» TASK INSTRUCTIONS
Count every line that has the word "screenshot". Give the number, without anything more.

Chart and figure data
>> Begin

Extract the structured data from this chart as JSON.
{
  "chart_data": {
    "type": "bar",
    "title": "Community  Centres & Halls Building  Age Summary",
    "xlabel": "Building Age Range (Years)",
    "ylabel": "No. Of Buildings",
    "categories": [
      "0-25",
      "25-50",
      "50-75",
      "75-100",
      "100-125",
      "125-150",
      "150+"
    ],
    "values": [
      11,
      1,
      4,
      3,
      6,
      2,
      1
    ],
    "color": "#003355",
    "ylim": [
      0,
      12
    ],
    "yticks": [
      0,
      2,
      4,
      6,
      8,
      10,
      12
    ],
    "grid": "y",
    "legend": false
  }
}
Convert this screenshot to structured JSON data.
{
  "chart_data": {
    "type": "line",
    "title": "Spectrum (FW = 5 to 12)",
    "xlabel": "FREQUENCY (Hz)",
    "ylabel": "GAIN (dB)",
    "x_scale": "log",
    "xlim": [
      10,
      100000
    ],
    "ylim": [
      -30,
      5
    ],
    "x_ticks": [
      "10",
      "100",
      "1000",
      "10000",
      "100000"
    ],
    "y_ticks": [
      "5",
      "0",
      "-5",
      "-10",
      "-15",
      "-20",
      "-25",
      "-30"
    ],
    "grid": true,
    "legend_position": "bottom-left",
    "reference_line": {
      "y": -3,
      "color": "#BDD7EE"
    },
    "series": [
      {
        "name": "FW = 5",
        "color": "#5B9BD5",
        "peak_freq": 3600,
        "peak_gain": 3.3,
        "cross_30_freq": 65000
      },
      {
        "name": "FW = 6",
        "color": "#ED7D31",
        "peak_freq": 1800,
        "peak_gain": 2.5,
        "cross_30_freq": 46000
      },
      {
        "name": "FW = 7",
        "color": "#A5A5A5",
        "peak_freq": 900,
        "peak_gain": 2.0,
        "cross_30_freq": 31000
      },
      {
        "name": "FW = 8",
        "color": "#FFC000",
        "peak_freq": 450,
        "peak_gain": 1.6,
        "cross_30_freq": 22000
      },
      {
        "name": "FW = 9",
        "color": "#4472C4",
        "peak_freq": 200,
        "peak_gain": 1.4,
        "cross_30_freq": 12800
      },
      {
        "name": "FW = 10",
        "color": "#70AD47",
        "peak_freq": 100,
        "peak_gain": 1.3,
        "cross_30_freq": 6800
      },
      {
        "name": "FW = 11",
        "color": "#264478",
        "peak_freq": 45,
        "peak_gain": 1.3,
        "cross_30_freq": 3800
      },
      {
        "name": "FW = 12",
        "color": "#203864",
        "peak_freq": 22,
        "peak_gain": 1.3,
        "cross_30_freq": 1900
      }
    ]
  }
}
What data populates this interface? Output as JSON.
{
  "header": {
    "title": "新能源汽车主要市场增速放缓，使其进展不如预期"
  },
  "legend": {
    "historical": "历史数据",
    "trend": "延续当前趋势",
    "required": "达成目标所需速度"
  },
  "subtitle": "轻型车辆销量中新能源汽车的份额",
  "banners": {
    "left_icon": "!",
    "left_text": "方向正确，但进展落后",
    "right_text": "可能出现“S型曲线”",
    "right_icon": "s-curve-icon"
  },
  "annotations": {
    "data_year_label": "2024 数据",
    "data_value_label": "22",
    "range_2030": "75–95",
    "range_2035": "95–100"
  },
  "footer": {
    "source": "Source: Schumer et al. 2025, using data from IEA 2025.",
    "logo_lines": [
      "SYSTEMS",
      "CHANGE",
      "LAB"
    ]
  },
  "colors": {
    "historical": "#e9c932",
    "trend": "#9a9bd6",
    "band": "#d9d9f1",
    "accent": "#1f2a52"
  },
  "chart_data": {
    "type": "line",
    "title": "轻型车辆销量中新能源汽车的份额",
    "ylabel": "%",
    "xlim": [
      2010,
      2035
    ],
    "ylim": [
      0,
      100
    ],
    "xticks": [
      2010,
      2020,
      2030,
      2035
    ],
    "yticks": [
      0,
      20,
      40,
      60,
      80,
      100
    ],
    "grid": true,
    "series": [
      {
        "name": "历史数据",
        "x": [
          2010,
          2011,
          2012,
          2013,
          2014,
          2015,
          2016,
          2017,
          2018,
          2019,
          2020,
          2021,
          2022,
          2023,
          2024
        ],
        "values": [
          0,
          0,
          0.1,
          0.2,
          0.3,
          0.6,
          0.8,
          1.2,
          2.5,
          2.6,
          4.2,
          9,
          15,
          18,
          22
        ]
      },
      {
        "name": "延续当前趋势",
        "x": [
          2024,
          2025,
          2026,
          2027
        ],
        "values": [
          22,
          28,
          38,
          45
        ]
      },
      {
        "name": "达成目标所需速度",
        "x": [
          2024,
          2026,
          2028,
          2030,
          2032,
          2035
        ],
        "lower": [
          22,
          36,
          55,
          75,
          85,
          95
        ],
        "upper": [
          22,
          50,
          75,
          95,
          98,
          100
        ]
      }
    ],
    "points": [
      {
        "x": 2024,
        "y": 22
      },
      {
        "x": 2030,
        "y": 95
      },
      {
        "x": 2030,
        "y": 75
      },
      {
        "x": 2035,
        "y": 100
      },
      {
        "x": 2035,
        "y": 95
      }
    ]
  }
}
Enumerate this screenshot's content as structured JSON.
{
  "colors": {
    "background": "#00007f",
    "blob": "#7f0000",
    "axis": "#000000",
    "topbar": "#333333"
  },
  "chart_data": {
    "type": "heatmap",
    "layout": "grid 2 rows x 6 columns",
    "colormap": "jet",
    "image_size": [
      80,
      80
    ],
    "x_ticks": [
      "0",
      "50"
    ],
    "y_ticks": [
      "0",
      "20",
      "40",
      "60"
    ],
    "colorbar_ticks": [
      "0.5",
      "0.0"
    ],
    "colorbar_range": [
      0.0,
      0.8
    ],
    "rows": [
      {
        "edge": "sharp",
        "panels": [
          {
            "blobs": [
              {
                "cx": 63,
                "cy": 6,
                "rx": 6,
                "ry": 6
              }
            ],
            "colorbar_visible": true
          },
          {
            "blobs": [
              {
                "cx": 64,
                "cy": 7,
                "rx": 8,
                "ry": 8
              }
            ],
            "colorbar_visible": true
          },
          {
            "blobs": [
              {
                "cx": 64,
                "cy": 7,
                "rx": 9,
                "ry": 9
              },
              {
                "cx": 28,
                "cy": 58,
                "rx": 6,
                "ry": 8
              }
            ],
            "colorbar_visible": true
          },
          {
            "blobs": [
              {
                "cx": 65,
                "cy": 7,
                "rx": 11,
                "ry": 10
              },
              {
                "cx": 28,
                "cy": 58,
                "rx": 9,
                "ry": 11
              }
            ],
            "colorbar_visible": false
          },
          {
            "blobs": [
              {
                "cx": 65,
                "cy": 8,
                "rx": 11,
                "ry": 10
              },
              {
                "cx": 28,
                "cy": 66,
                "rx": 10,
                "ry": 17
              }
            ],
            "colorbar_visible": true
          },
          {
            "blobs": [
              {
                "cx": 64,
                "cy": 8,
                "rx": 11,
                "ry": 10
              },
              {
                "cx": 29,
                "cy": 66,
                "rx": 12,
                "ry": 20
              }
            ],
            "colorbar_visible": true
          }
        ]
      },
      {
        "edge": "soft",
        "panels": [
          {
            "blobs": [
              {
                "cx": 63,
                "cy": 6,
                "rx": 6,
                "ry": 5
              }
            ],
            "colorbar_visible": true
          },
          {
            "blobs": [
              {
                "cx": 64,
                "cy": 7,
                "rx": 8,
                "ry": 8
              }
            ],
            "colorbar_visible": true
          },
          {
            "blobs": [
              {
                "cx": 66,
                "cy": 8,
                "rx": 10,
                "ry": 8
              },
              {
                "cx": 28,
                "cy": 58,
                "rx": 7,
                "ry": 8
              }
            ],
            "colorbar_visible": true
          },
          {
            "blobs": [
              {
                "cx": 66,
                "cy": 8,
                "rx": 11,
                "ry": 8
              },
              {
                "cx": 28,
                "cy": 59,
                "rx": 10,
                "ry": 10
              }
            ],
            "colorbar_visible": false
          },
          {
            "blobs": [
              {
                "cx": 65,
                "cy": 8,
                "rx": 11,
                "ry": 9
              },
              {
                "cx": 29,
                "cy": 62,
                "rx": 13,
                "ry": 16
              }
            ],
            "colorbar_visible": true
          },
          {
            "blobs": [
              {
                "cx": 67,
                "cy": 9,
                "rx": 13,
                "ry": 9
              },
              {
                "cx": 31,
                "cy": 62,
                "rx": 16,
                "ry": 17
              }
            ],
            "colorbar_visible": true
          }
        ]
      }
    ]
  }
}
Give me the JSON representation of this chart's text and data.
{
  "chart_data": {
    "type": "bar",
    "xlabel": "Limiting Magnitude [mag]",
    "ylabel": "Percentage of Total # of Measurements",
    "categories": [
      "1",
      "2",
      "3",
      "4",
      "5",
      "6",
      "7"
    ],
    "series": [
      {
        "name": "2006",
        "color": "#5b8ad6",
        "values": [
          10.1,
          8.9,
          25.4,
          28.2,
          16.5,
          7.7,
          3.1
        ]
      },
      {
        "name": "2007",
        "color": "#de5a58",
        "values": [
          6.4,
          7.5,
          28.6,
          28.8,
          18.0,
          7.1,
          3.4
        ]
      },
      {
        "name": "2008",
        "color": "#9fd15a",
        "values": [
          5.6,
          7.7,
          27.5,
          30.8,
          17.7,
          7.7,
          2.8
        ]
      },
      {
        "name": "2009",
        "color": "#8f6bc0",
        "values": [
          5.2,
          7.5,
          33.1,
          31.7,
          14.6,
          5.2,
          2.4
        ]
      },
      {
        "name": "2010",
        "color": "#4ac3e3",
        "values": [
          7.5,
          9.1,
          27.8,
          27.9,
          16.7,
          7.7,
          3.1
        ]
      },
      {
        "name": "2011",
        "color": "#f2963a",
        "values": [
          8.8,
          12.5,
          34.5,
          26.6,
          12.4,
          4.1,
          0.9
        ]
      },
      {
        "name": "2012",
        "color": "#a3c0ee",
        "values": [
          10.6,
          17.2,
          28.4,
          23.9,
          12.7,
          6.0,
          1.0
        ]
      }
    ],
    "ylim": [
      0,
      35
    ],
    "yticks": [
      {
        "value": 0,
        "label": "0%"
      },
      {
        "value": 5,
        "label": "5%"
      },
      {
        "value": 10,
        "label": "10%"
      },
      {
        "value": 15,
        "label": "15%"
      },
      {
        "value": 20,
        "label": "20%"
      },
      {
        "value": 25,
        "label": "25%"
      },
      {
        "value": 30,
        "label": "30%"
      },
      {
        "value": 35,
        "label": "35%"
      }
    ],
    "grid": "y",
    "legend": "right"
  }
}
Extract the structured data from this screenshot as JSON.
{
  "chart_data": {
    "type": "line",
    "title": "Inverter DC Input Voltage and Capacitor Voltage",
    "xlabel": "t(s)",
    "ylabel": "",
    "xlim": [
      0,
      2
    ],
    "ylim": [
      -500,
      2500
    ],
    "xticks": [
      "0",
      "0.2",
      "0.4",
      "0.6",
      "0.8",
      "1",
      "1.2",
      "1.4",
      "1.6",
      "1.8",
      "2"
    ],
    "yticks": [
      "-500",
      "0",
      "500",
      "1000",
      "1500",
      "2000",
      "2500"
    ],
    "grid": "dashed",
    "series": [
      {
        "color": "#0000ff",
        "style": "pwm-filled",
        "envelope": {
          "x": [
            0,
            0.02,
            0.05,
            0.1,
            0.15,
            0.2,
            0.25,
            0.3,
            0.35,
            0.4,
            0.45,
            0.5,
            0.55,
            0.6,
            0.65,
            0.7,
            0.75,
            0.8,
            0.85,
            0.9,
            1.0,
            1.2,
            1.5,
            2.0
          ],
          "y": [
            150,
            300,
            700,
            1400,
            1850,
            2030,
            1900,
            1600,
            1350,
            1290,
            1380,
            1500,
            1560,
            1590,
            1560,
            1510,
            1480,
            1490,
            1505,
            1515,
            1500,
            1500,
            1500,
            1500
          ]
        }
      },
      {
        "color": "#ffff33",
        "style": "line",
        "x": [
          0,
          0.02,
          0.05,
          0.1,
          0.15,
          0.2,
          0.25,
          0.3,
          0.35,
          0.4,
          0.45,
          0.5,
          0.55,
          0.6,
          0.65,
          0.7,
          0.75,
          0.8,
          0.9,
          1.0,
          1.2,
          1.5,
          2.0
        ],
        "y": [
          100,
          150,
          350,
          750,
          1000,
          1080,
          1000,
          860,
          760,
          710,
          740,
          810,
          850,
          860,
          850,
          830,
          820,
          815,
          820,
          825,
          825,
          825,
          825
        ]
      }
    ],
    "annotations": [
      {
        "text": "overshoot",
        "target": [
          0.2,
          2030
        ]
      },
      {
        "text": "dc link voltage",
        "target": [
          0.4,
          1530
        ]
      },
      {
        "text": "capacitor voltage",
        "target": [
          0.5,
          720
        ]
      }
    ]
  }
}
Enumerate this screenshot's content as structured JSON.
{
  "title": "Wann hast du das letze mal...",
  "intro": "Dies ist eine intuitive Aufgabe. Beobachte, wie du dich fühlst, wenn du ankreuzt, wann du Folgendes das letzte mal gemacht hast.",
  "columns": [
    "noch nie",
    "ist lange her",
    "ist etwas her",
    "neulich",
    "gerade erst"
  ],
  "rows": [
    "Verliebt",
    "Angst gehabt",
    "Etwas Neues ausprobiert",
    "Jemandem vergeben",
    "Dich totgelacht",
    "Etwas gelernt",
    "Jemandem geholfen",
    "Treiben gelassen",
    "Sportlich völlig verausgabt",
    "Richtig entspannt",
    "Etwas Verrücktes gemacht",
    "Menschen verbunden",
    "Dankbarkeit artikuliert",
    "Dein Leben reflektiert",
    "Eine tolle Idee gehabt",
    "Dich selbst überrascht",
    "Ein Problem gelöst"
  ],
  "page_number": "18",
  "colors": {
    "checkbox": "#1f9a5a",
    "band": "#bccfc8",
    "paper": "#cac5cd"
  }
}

>> End

» RESULT
4